__EXERCISE OBJECTIVE__: Identify all lines in the listing that include the word "this", and copy them out.

* BEGIN MATERIAL *

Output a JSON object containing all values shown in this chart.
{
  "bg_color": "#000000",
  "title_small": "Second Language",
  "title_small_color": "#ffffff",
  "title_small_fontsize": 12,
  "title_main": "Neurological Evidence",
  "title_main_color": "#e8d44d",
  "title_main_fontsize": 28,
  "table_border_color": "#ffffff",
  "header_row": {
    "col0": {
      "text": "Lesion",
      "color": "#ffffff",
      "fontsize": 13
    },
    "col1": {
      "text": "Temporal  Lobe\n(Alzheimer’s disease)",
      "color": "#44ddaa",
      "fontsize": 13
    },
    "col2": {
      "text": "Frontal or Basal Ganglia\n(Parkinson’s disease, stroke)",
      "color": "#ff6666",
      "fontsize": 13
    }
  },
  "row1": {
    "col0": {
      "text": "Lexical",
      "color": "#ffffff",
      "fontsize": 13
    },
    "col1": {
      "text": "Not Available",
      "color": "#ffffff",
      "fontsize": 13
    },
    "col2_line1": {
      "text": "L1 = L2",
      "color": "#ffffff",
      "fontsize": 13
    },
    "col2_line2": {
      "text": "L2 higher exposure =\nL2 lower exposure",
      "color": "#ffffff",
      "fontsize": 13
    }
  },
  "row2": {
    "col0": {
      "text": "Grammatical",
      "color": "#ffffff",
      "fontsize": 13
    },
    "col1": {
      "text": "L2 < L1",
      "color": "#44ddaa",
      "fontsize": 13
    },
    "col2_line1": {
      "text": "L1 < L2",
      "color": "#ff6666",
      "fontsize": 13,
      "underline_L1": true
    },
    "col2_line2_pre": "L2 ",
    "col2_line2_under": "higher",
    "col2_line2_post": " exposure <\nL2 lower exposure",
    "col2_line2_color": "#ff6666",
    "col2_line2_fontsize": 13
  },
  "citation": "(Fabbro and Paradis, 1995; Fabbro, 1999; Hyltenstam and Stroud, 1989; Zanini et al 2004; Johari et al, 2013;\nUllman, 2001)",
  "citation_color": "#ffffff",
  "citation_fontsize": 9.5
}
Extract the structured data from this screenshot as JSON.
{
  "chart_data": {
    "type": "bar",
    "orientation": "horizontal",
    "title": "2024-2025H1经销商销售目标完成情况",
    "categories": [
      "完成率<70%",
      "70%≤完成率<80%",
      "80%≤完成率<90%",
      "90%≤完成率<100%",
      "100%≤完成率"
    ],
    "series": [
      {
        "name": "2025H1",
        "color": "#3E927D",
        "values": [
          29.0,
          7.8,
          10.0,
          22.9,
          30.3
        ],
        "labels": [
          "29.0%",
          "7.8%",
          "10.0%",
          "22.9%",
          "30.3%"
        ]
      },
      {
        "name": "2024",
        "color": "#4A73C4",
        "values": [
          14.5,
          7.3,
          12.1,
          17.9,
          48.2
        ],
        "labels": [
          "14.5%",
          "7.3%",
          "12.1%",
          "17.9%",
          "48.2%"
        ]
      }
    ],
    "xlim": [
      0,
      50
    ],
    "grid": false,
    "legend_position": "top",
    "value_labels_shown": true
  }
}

* END MATERIAL *

__FINISHED ANSWER__:
Output a JSON object containing all values shown in this chart.
Extract the structured data from this screenshot as JSON.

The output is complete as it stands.